━━━━━ Data in this exercise ━━━━━

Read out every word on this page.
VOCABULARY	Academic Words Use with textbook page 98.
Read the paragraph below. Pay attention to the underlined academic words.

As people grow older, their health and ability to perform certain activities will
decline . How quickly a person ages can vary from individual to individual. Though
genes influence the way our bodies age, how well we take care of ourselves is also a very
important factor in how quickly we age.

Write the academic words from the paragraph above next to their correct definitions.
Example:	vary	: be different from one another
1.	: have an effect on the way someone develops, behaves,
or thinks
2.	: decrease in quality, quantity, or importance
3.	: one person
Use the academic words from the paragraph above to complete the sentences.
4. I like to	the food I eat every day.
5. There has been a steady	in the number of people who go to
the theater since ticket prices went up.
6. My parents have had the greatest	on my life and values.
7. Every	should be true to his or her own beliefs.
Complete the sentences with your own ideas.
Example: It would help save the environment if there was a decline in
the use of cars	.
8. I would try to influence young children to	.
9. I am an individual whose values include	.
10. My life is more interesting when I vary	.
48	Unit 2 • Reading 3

━━━━━

◆ **Action item**: Would you write the records out again, word for word?

◆ **Task output**:
Read out every word on this page.
VOCABULARY	Academic Words Use with textbook page 98.
Read the paragraph below. Pay attention to the underlined academic words.

As people grow older, their health and ability to perform certain activities will
decline . How quickly a person ages can vary from individual to individual. Though
genes influence the way our bodies age, how well we take care of ourselves is also a very
important factor in how quickly we age.

Write the academic words from the paragraph above next to their correct definitions.
Example:	vary	: be different from one another
1.	: have an effect on the way someone develops, behaves,
or thinks
2.	: decrease in quality, quantity, or importance
3.	: one person
Use the academic words from the paragraph above to complete the sentences.
4. I like to	the food I eat every day.
5. There has been a steady	in the number of people who go to
the theater since ticket prices went up.
6. My parents have had the greatest	on my life and values.
7. Every	should be true to his or her own beliefs.
Complete the sentences with your own ideas.
Example: It would help save the environment if there was a decline in
the use of cars	.
8. I would try to influence young children to	.
9. I am an individual whose values include	.
10. My life is more interesting when I vary	.
48	Unit 2 • Reading 3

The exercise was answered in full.